__Work instructions__
Which lines contain the string "this"? Please list every one of them.

__Exercise data__
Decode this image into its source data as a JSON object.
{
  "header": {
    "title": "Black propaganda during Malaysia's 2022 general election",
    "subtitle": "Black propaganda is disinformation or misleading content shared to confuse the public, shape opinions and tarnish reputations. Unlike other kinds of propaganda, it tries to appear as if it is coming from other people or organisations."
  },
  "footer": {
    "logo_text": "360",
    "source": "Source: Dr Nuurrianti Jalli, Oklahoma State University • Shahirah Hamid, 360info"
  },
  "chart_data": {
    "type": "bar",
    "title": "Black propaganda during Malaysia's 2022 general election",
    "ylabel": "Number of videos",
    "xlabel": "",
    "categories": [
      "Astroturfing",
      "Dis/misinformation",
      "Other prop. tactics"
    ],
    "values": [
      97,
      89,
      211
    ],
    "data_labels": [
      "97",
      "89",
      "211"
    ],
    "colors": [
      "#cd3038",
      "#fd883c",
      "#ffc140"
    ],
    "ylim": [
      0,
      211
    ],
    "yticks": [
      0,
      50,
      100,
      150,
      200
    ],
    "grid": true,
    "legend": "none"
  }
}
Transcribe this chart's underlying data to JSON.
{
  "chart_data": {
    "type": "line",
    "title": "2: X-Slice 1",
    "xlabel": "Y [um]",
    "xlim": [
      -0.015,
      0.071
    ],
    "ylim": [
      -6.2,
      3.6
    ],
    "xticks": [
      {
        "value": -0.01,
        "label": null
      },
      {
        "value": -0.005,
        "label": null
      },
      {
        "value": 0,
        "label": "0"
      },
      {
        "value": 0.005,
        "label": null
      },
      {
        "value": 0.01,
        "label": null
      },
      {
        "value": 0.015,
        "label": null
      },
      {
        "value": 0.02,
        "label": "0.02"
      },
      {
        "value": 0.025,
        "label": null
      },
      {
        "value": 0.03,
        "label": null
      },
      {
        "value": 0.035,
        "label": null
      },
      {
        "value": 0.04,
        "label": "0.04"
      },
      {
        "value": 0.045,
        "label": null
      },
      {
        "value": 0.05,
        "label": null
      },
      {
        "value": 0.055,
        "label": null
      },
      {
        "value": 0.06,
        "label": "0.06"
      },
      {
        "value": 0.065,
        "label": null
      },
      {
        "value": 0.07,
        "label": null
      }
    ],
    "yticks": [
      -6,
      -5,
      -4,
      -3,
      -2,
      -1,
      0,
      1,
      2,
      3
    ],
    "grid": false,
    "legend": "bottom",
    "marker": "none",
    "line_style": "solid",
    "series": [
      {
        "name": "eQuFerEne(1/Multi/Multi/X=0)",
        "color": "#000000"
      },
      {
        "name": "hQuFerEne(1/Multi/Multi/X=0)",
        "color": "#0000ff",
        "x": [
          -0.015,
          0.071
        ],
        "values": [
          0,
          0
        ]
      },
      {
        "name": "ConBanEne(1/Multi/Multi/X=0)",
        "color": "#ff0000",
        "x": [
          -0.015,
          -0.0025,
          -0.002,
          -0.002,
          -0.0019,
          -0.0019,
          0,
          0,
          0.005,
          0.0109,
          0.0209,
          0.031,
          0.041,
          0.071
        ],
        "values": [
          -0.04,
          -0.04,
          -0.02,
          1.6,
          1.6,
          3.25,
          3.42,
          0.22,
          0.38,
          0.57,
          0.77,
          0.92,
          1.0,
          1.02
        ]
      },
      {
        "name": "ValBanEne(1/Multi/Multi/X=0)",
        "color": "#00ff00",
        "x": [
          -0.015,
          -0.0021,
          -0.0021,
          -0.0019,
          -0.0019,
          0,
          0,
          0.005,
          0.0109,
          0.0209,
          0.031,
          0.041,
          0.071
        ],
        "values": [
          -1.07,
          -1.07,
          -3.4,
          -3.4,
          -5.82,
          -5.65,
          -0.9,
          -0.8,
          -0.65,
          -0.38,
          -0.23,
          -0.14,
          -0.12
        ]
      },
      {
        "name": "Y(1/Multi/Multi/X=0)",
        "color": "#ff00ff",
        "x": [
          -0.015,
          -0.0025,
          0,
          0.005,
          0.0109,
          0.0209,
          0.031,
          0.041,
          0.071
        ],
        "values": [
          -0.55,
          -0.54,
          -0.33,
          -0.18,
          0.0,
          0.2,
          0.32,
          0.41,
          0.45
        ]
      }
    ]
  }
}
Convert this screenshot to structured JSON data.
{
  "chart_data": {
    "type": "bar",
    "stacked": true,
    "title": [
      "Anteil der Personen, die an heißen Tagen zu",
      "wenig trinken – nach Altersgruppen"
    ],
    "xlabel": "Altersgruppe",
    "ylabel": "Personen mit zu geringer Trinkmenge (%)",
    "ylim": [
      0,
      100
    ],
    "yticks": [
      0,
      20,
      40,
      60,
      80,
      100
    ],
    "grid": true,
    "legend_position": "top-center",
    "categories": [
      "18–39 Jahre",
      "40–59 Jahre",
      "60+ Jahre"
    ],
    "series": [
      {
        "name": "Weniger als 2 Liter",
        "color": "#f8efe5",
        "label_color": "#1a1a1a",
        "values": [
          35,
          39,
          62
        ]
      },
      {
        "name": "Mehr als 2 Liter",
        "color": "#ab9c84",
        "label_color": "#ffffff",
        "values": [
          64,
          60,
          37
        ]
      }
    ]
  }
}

__Answer to the exercise__
Decode this image into its source data as a JSON object.
Transcribe this chart's underlying data to JSON.
Convert this screenshot to structured JSON data.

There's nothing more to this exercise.